-- START OF SUPPLIED ENTRIES --

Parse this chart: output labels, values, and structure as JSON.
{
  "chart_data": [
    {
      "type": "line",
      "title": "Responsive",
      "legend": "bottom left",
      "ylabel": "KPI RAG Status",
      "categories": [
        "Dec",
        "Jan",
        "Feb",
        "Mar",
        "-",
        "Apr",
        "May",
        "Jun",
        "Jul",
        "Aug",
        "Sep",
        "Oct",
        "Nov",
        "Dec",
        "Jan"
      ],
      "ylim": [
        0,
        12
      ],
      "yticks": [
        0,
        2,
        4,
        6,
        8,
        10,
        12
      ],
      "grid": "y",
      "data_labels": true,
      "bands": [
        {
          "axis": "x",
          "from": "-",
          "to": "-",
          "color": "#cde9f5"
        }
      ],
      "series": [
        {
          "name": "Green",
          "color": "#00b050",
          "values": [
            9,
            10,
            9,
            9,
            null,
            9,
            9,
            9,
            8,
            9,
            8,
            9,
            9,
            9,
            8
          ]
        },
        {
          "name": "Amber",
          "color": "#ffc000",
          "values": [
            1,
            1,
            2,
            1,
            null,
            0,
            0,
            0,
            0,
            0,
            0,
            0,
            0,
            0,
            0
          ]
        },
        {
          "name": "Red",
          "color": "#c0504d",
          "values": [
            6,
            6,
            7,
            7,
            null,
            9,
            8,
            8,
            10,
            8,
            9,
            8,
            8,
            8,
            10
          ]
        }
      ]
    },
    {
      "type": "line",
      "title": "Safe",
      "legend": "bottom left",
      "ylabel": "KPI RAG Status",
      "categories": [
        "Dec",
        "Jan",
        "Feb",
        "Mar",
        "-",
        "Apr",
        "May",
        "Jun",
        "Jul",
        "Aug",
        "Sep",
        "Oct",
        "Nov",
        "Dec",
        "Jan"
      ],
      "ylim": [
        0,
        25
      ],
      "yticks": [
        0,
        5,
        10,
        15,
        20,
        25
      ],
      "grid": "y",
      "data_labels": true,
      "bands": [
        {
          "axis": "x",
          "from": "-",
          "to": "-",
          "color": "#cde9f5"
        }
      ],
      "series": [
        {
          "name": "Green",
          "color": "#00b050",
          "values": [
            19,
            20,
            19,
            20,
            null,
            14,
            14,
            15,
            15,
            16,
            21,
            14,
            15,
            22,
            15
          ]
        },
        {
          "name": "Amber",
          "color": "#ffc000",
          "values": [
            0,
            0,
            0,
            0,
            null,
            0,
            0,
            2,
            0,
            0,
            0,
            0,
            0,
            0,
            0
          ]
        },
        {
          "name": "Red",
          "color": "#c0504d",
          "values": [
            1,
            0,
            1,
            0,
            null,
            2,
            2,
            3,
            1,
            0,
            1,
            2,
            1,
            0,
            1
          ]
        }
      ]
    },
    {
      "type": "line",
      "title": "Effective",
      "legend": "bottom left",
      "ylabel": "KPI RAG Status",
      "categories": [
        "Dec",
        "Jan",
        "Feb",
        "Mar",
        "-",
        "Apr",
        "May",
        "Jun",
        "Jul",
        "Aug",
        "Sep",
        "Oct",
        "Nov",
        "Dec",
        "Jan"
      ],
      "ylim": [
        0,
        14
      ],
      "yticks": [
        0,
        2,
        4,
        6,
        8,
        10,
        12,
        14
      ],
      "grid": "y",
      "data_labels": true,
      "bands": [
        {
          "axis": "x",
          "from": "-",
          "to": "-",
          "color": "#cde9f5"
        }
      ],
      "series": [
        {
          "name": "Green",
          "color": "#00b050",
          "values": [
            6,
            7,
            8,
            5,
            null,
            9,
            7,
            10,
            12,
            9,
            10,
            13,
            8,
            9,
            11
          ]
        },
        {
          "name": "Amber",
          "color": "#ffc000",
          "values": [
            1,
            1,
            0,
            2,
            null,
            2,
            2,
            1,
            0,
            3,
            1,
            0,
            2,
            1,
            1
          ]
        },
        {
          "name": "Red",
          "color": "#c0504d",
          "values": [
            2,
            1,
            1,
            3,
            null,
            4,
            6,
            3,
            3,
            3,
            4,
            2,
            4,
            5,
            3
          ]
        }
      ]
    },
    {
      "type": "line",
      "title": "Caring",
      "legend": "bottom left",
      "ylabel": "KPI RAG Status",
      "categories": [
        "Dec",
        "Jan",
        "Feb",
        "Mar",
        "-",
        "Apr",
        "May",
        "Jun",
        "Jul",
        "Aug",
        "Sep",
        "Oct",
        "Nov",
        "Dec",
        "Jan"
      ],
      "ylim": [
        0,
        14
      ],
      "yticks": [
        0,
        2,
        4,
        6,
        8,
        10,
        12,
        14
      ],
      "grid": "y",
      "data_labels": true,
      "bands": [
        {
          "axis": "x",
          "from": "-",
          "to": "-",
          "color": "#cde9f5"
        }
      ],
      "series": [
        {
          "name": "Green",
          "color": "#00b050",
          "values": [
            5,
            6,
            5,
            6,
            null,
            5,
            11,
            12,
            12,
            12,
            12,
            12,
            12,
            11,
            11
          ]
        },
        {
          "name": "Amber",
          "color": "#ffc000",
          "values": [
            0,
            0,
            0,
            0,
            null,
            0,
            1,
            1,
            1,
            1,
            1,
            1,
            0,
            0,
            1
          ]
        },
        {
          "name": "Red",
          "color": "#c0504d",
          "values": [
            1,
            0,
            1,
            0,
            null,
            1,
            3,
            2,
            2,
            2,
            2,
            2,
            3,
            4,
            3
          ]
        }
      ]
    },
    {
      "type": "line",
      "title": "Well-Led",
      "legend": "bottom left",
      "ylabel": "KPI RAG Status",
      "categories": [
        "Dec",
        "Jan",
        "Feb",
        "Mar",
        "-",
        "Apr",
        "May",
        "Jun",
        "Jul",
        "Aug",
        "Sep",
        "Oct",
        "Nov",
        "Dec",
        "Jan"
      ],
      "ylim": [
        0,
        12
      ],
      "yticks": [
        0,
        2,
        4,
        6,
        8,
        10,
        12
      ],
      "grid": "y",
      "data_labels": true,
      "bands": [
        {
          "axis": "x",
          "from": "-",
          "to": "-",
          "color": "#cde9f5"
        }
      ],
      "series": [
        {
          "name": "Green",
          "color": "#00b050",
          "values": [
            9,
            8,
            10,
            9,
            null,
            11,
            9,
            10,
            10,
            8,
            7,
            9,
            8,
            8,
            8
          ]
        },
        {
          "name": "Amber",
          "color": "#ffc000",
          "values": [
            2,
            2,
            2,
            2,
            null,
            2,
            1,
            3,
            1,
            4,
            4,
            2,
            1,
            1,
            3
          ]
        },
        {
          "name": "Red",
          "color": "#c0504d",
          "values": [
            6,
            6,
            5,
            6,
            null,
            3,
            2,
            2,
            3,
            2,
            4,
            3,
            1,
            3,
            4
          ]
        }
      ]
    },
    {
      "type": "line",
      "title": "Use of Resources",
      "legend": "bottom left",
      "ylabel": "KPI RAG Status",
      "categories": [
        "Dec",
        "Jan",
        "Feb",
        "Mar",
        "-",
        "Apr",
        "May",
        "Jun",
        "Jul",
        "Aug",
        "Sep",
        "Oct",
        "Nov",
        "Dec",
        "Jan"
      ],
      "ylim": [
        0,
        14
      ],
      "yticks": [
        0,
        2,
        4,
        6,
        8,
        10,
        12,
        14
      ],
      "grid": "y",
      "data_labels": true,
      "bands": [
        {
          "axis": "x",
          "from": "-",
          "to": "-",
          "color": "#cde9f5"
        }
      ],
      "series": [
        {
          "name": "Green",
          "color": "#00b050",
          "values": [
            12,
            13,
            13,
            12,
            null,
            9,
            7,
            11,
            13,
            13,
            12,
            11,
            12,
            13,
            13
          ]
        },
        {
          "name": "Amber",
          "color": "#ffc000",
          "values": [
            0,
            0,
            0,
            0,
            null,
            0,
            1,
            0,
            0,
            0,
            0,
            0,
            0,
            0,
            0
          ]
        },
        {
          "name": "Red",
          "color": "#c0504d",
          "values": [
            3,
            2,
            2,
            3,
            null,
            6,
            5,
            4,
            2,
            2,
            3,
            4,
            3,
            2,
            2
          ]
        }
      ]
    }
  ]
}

-- END OF SUPPLIED ENTRIES --

• _SHORT EXERCISE_
How many lines of these entries hold the string "title"? Answer with the number alone.

• _ANSWER IN FULL_
6